What to do:
Print the listing in its entirety and exactly, leaving out images.
# Dataset entries start
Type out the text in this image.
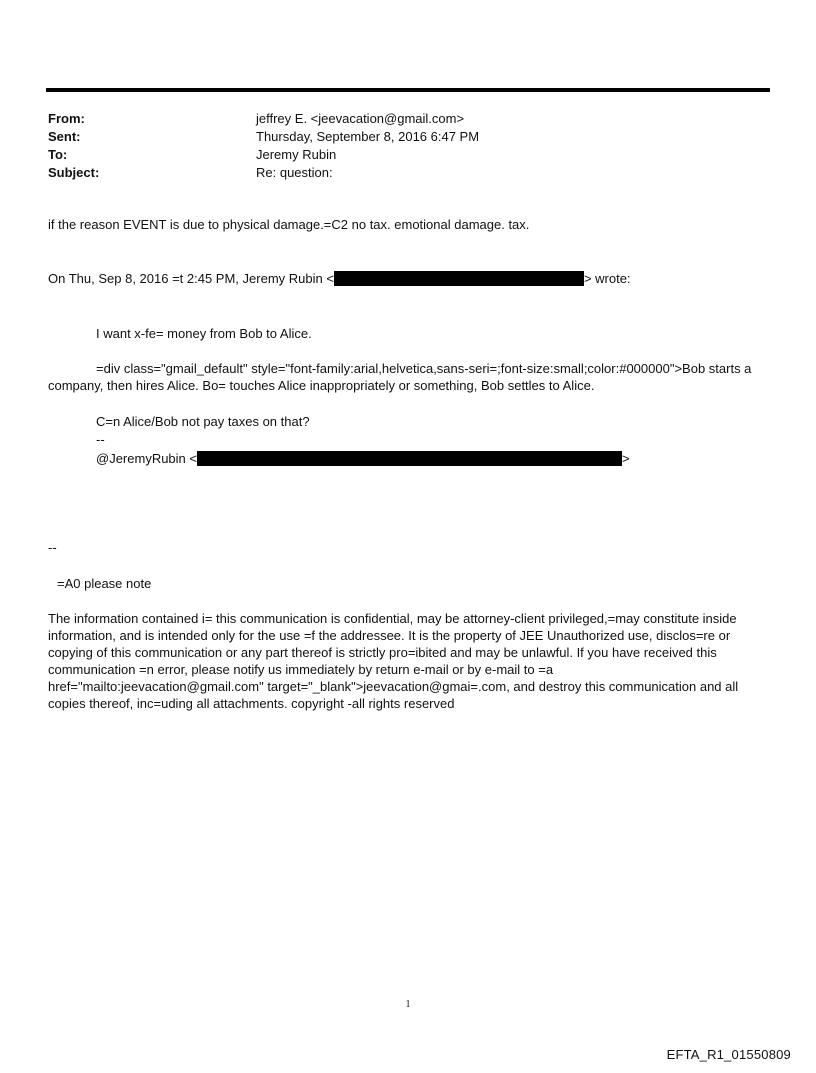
From:	jeffrey E. <jeevacation@gmail.com>
Sent:	Thursday, September 8, 2016 6:47 PM
To:	Jeremy Rubin
Subject:	Re: question:

if the reason EVENT is due to physical damage.=C2 no tax. emotional damage. tax.

On Thu, Sep 8, 2016 =t 2:45 PM, Jeremy Rubin <	> wrote:

I want x-fe= money from Bob to Alice.

=div class="gmail_default" style="font-family:arial,helvetica,sans-seri=;font-size:small;color:#000000">Bob starts a company, then hires Alice. Bo= touches Alice inappropriately or something, Bob settles to Alice.

C=n Alice/Bob not pay taxes on that?

--

@JeremyRubin <	>

--

=A0 please note

The information contained i= this communication is confidential, may be attorney-client privileged,=may constitute inside information, and is intended only for the use =f the addressee. It is the property of JEE Unauthorized use, disclos=re or copying of this communication or any part thereof is strictly pro=ibited and may be unlawful. If you have received this communication =n error, please notify us immediately by return e-mail or by e-mail to =a href="mailto:jeevacation@gmail.com" target="_blank">jeevacation@gmai=.com, and destroy this communication and all copies thereof, inc=uding all attachments. copyright -all rights reserved

1
EFTA_R1_01550809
# Dataset entries end
Written reply:
Type out the text in this image.
From:	jeffrey E. <jeevacation@gmail.com>
Sent:	Thursday, September 8, 2016 6:47 PM
To:	Jeremy Rubin
Subject:	Re: question:

if the reason EVENT is due to physical damage.=C2 no tax. emotional damage. tax.

On Thu, Sep 8, 2016 =t 2:45 PM, Jeremy Rubin <	> wrote:

I want x-fe= money from Bob to Alice.

=div class="gmail_default" style="font-family:arial,helvetica,sans-seri=;font-size:small;color:#000000">Bob starts a company, then hires Alice. Bo= touches Alice inappropriately or something, Bob settles to Alice.

C=n Alice/Bob not pay taxes on that?

--

@JeremyRubin <	>

--

=A0 please note

The information contained i= this communication is confidential, may be attorney-client privileged,=may constitute inside information, and is intended only for the use =f the addressee. It is the property of JEE Unauthorized use, disclos=re or copying of this communication or any part thereof is strictly pro=ibited and may be unlawful. If you have received this communication =n error, please notify us immediately by return e-mail or by e-mail to =a href="mailto:jeevacation@gmail.com" target="_blank">jeevacation@gmai=.com, and destroy this communication and all copies thereof, inc=uding all attachments. copyright -all rights reserved

1
EFTA_R1_01550809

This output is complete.